• INSTRUCTIONS FOR THE TASK:
Locate the word "document" in the entries below, then gather every line that holds it.

— start INPUT DATA —

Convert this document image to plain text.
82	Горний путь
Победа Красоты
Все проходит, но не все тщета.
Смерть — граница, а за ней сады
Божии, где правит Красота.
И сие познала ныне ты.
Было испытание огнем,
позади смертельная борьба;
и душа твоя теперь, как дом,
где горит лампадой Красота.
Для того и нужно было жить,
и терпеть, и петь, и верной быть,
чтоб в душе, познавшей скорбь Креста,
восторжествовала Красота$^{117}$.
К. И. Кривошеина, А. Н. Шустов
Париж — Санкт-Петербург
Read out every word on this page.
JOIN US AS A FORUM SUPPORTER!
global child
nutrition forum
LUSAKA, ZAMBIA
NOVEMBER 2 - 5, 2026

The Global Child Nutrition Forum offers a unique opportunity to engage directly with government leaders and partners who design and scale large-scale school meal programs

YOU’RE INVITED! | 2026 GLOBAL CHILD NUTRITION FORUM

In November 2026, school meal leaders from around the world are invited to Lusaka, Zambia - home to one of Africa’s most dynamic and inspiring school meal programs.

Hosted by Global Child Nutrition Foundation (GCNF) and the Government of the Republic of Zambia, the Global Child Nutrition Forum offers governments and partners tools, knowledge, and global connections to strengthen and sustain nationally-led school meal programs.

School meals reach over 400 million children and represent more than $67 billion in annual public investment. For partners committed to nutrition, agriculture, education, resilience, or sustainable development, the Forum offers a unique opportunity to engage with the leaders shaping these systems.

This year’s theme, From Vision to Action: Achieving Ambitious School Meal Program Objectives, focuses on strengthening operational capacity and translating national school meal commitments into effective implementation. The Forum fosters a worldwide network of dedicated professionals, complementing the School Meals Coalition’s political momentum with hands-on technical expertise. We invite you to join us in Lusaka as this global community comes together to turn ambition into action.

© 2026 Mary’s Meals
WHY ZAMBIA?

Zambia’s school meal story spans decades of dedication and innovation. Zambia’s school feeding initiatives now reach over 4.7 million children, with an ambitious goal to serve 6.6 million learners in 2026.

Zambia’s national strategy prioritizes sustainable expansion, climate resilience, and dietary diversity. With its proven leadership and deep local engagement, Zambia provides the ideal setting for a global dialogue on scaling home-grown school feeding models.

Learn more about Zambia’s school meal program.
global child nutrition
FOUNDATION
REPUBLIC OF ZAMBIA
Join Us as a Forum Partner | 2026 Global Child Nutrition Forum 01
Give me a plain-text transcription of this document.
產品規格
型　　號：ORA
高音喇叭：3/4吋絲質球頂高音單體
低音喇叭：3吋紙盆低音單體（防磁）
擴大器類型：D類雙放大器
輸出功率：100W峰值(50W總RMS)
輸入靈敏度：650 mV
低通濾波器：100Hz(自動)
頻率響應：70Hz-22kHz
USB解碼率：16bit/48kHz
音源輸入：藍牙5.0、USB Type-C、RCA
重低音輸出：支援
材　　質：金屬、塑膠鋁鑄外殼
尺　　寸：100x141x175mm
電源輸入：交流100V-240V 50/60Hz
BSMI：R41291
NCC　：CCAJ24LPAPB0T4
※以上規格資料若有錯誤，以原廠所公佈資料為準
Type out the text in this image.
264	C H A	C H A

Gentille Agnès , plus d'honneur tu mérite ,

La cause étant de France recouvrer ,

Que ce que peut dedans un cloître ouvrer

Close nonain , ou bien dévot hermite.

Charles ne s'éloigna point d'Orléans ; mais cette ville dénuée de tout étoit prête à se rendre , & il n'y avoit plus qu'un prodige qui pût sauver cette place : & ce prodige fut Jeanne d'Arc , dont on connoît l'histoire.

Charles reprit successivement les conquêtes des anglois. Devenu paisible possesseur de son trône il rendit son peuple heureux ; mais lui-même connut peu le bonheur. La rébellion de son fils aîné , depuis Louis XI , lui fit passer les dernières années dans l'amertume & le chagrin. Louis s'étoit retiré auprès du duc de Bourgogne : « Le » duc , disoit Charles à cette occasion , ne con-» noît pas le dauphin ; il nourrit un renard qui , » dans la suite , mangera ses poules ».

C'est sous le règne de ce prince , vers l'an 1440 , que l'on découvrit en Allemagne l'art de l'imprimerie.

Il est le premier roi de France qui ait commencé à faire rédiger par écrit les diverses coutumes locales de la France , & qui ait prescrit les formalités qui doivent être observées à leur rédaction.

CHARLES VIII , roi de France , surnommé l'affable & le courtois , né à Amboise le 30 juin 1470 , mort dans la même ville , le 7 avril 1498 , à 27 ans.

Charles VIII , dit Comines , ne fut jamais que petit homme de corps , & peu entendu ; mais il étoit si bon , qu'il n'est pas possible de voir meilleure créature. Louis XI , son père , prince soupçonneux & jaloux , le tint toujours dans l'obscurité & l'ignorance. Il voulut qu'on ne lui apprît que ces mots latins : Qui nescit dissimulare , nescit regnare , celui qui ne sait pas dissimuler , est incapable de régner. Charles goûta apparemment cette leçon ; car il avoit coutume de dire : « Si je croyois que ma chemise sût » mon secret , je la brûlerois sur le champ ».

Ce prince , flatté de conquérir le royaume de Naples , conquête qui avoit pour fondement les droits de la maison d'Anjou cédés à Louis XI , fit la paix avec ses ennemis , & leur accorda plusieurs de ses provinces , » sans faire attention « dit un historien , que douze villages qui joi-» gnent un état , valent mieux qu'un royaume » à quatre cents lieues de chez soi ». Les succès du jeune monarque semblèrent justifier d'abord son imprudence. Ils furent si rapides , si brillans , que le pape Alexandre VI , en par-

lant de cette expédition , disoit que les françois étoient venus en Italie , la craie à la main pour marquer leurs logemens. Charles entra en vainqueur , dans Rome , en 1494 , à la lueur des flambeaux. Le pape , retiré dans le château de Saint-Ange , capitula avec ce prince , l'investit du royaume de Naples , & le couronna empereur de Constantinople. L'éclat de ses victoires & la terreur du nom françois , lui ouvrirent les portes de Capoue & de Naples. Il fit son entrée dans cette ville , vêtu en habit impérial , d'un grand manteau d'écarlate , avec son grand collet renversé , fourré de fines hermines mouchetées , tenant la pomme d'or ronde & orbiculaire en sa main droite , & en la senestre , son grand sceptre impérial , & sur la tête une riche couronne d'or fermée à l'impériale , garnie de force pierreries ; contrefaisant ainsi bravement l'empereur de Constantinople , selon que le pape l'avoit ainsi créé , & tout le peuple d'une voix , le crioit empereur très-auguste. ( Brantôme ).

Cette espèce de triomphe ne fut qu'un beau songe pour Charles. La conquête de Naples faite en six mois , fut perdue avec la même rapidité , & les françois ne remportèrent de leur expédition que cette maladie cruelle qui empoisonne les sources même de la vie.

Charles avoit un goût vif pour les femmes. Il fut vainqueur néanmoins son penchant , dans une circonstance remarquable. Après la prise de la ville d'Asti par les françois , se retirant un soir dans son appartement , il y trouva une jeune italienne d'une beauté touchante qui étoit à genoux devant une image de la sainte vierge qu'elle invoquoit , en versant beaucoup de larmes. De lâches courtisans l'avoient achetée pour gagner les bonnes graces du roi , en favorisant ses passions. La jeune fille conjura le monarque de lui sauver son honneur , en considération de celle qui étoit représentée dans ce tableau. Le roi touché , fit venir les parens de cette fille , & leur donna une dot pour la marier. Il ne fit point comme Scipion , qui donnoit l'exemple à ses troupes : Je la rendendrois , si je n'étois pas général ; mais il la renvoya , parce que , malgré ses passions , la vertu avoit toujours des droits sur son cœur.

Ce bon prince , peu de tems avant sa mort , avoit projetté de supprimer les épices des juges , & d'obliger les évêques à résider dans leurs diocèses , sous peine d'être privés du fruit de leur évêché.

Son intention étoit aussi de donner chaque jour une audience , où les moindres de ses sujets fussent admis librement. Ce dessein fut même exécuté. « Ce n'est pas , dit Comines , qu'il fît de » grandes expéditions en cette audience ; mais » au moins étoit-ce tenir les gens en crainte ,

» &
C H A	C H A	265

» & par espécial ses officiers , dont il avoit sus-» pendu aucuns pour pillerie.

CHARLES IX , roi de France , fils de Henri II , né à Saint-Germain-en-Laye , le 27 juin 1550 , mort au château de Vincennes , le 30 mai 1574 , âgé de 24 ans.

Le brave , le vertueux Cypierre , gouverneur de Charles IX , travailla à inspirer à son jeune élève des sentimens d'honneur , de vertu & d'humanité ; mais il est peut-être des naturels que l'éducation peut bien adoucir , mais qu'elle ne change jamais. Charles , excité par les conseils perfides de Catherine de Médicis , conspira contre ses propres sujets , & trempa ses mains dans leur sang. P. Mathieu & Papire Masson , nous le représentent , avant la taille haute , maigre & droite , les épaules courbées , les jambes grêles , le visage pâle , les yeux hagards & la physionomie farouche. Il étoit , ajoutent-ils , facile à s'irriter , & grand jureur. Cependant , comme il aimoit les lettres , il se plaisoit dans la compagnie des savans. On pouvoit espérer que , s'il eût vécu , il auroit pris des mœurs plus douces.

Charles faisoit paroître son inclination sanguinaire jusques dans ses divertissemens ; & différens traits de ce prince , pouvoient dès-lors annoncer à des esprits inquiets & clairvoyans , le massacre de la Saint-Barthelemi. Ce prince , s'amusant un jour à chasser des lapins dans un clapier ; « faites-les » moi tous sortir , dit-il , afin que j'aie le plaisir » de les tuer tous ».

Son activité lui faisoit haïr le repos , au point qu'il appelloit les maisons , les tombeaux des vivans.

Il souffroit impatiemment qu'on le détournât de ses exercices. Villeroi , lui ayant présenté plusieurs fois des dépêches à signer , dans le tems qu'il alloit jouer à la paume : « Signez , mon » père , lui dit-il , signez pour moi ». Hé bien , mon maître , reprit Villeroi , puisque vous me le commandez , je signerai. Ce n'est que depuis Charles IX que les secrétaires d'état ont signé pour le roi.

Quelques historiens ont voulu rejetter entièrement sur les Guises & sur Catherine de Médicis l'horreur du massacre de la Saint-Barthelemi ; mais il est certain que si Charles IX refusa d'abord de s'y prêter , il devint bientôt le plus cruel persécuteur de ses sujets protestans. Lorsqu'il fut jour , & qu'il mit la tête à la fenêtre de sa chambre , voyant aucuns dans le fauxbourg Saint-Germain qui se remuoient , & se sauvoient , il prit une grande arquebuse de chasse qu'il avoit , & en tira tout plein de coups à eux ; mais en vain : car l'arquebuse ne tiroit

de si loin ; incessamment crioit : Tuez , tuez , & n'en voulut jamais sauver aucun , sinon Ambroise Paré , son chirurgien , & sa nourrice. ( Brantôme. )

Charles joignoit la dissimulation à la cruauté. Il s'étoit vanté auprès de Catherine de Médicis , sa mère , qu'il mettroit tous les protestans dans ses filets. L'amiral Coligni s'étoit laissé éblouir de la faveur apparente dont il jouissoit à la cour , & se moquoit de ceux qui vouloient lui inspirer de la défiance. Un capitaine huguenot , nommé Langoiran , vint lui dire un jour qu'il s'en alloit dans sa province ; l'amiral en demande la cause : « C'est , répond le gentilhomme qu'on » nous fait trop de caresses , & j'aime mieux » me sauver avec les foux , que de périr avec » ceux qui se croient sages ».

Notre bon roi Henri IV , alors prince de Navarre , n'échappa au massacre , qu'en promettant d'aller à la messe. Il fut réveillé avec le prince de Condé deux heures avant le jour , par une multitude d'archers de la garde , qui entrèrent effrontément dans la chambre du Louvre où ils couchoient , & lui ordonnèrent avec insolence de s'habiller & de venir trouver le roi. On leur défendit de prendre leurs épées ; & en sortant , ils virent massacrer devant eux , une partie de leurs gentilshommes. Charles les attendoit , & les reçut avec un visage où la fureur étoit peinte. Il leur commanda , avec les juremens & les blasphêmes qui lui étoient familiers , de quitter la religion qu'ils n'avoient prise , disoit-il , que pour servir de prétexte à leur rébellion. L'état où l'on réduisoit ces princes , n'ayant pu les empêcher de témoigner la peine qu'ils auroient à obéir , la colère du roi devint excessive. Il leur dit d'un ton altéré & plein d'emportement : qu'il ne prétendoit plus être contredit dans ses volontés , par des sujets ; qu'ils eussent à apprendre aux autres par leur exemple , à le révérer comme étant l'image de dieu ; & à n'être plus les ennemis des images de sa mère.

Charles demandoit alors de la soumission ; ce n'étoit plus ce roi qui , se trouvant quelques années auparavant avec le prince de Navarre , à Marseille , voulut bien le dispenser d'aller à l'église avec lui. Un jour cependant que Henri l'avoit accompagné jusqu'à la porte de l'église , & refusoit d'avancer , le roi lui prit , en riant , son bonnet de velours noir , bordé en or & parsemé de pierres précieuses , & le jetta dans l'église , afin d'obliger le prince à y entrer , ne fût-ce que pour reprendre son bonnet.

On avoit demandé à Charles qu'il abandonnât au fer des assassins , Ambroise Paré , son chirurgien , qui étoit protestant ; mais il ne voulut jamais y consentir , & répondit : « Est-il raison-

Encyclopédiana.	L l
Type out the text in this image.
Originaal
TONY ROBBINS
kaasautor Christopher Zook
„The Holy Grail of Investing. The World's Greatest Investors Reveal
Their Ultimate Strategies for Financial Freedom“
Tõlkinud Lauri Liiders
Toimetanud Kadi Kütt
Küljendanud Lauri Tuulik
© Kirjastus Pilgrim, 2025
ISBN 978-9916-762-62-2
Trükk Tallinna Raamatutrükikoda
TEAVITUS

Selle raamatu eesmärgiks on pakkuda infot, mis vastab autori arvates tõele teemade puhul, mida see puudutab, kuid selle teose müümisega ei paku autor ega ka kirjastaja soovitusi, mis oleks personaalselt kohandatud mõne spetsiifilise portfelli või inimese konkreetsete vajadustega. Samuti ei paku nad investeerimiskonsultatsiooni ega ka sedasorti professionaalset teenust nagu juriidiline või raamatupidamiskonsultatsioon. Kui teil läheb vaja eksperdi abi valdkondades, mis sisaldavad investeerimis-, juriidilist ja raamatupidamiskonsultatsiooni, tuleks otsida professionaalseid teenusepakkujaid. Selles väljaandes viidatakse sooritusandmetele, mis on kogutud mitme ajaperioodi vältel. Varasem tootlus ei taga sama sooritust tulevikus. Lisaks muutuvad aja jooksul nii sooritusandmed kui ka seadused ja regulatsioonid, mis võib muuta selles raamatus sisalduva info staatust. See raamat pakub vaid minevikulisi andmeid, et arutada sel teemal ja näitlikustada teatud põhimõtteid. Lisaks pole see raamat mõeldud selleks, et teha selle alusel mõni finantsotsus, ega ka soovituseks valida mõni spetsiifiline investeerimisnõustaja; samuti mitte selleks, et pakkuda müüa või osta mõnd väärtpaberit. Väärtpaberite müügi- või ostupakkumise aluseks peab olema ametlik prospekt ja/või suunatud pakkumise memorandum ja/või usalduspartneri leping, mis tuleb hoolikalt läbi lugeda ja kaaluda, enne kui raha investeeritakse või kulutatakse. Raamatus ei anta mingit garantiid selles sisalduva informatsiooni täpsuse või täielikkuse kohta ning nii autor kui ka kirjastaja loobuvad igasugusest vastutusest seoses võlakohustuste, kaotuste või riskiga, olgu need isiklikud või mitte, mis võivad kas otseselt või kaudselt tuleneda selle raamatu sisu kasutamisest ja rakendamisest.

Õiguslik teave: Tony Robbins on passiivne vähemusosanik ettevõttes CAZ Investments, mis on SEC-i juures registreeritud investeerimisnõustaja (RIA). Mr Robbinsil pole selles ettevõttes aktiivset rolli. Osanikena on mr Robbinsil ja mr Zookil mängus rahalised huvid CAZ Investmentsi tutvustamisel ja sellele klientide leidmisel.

— end INPUT DATA —

• REPLY:
Convert this document image to plain text.
Give me a plain-text transcription of this document.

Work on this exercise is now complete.